→ Task details
Transcribe the records below exactly as they appear.

=== Supplied records ===

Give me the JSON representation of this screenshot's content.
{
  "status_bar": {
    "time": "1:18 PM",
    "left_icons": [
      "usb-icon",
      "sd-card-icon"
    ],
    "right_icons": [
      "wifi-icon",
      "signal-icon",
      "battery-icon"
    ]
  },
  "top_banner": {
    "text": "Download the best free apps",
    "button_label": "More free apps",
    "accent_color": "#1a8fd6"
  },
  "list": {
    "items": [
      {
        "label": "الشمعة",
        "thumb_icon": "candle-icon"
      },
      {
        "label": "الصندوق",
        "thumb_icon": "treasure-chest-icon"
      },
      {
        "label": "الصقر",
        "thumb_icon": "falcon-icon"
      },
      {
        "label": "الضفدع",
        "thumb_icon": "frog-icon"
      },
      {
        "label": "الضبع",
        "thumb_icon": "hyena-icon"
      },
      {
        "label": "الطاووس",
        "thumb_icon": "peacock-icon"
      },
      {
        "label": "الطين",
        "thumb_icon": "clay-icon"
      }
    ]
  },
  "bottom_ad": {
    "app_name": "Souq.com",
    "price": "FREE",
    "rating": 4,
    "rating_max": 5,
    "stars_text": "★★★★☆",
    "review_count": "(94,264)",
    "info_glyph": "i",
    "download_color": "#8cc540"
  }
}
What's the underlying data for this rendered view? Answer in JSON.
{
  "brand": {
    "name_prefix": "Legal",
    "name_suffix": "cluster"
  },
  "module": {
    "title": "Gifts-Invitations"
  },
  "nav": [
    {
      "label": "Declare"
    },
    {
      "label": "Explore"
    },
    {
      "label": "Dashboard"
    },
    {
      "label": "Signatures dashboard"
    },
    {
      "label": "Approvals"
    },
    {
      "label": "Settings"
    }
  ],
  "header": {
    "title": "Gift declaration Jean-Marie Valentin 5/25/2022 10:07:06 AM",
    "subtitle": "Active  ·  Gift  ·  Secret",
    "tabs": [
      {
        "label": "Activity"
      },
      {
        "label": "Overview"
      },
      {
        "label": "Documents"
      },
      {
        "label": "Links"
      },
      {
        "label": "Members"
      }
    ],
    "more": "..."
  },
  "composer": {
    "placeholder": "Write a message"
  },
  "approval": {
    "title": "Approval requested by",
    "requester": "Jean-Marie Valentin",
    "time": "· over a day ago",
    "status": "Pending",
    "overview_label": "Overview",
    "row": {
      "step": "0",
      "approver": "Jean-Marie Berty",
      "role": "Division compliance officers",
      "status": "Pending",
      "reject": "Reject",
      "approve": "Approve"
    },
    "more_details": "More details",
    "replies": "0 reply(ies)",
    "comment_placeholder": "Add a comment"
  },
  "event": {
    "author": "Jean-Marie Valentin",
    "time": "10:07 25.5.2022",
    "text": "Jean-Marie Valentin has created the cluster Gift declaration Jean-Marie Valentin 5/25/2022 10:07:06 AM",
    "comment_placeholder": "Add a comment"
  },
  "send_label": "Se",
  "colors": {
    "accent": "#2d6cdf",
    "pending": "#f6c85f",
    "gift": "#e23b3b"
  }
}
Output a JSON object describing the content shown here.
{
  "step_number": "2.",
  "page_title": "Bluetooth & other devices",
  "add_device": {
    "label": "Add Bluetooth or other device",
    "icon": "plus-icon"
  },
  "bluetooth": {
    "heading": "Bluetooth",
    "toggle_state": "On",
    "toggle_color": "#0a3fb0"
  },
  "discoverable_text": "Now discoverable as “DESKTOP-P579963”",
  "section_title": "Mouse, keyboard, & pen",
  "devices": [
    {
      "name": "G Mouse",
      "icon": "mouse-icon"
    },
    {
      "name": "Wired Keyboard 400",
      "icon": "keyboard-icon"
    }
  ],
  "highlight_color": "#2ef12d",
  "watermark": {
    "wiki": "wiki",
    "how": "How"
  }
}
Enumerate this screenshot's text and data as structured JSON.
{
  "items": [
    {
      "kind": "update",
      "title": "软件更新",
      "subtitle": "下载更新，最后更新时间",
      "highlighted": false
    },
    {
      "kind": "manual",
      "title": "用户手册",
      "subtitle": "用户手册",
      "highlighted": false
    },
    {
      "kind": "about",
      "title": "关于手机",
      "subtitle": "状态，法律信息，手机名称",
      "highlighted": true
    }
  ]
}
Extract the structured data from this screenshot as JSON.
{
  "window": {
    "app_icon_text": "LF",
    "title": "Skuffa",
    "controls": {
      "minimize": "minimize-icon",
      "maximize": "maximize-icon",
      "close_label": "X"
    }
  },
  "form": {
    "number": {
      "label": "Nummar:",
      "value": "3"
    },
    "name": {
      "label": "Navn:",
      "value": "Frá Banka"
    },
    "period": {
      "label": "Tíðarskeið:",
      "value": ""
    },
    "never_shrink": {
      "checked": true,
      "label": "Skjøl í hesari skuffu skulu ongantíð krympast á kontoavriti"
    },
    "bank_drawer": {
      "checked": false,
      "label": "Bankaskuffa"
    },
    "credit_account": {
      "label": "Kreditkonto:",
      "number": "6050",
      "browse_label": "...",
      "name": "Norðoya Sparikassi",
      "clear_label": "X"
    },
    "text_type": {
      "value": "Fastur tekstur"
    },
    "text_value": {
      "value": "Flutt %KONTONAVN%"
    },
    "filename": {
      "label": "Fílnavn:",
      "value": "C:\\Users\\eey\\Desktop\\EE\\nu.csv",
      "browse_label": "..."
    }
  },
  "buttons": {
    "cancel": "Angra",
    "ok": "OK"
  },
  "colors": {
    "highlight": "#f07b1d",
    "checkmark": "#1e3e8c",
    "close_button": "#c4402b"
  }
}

===

→ Problem solution
Give me the JSON representation of this screenshot's content.
{
  "status_bar": {
    "time": "1:18 PM",
    "left_icons": [
      "usb-icon",
      "sd-card-icon"
    ],
    "right_icons": [
      "wifi-icon",
      "signal-icon",
      "battery-icon"
    ]
  },
  "top_banner": {
    "text": "Download the best free apps",
    "button_label": "More free apps",
    "accent_color": "#1a8fd6"
  },
  "list": {
    "items": [
      {
        "label": "الشمعة",
        "thumb_icon": "candle-icon"
      },
      {
        "label": "الصندوق",
        "thumb_icon": "treasure-chest-icon"
      },
      {
        "label": "الصقر",
        "thumb_icon": "falcon-icon"
      },
      {
        "label": "الضفدع",
        "thumb_icon": "frog-icon"
      },
      {
        "label": "الضبع",
        "thumb_icon": "hyena-icon"
      },
      {
        "label": "الطاووس",
        "thumb_icon": "peacock-icon"
      },
      {
        "label": "الطين",
        "thumb_icon": "clay-icon"
      }
    ]
  },
  "bottom_ad": {
    "app_name": "Souq.com",
    "price": "FREE",
    "rating": 4,
    "rating_max": 5,
    "stars_text": "★★★★☆",
    "review_count": "(94,264)",
    "info_glyph": "i",
    "download_color": "#8cc540"
  }
}
What's the underlying data for this rendered view? Answer in JSON.
{
  "brand": {
    "name_prefix": "Legal",
    "name_suffix": "cluster"
  },
  "module": {
    "title": "Gifts-Invitations"
  },
  "nav": [
    {
      "label": "Declare"
    },
    {
      "label": "Explore"
    },
    {
      "label": "Dashboard"
    },
    {
      "label": "Signatures dashboard"
    },
    {
      "label": "Approvals"
    },
    {
      "label": "Settings"
    }
  ],
  "header": {
    "title": "Gift declaration Jean-Marie Valentin 5/25/2022 10:07:06 AM",
    "subtitle": "Active  ·  Gift  ·  Secret",
    "tabs": [
      {
        "label": "Activity"
      },
      {
        "label": "Overview"
      },
      {
        "label": "Documents"
      },
      {
        "label": "Links"
      },
      {
        "label": "Members"
      }
    ],
    "more": "..."
  },
  "composer": {
    "placeholder": "Write a message"
  },
  "approval": {
    "title": "Approval requested by",
    "requester": "Jean-Marie Valentin",
    "time": "· over a day ago",
    "status": "Pending",
    "overview_label": "Overview",
    "row": {
      "step": "0",
      "approver": "Jean-Marie Berty",
      "role": "Division compliance officers",
      "status": "Pending",
      "reject": "Reject",
      "approve": "Approve"
    },
    "more_details": "More details",
    "replies": "0 reply(ies)",
    "comment_placeholder": "Add a comment"
  },
  "event": {
    "author": "Jean-Marie Valentin",
    "time": "10:07 25.5.2022",
    "text": "Jean-Marie Valentin has created the cluster Gift declaration Jean-Marie Valentin 5/25/2022 10:07:06 AM",
    "comment_placeholder": "Add a comment"
  },
  "send_label": "Se",
  "colors": {
    "accent": "#2d6cdf",
    "pending": "#f6c85f",
    "gift": "#e23b3b"
  }
}
Output a JSON object describing the content shown here.
{
  "step_number": "2.",
  "page_title": "Bluetooth & other devices",
  "add_device": {
    "label": "Add Bluetooth or other device",
    "icon": "plus-icon"
  },
  "bluetooth": {
    "heading": "Bluetooth",
    "toggle_state": "On",
    "toggle_color": "#0a3fb0"
  },
  "discoverable_text": "Now discoverable as “DESKTOP-P579963”",
  "section_title": "Mouse, keyboard, & pen",
  "devices": [
    {
      "name": "G Mouse",
      "icon": "mouse-icon"
    },
    {
      "name": "Wired Keyboard 400",
      "icon": "keyboard-icon"
    }
  ],
  "highlight_color": "#2ef12d",
  "watermark": {
    "wiki": "wiki",
    "how": "How"
  }
}
Enumerate this screenshot's text and data as structured JSON.
{
  "items": [
    {
      "kind": "update",
      "title": "软件更新",
      "subtitle": "下载更新，最后更新时间",
      "highlighted": false
    },
    {
      "kind": "manual",
      "title": "用户手册",
      "subtitle": "用户手册",
      "highlighted": false
    },
    {
      "kind": "about",
      "title": "关于手机",
      "subtitle": "状态，法律信息，手机名称",
      "highlighted": true
    }
  ]
}
Extract the structured data from this screenshot as JSON.
{
  "window": {
    "app_icon_text": "LF",
    "title": "Skuffa",
    "controls": {
      "minimize": "minimize-icon",
      "maximize": "maximize-icon",
      "close_label": "X"
    }
  },
  "form": {
    "number": {
      "label": "Nummar:",
      "value": "3"
    },
    "name": {
      "label": "Navn:",
      "value": "Frá Banka"
    },
    "period": {
      "label": "Tíðarskeið:",
      "value": ""
    },
    "never_shrink": {
      "checked": true,
      "label": "Skjøl í hesari skuffu skulu ongantíð krympast á kontoavriti"
    },
    "bank_drawer": {
      "checked": false,
      "label": "Bankaskuffa"
    },
    "credit_account": {
      "label": "Kreditkonto:",
      "number": "6050",
      "browse_label": "...",
      "name": "Norðoya Sparikassi",
      "clear_label": "X"
    },
    "text_type": {
      "value": "Fastur tekstur"
    },
    "text_value": {
      "value": "Flutt %KONTONAVN%"
    },
    "filename": {
      "label": "Fílnavn:",
      "value": "C:\\Users\\eey\\Desktop\\EE\\nu.csv",
      "browse_label": "..."
    }
  },
  "buttons": {
    "cancel": "Angra",
    "ok": "OK"
  },
  "colors": {
    "highlight": "#f07b1d",
    "checkmark": "#1e3e8c",
    "close_button": "#c4402b"
  }
}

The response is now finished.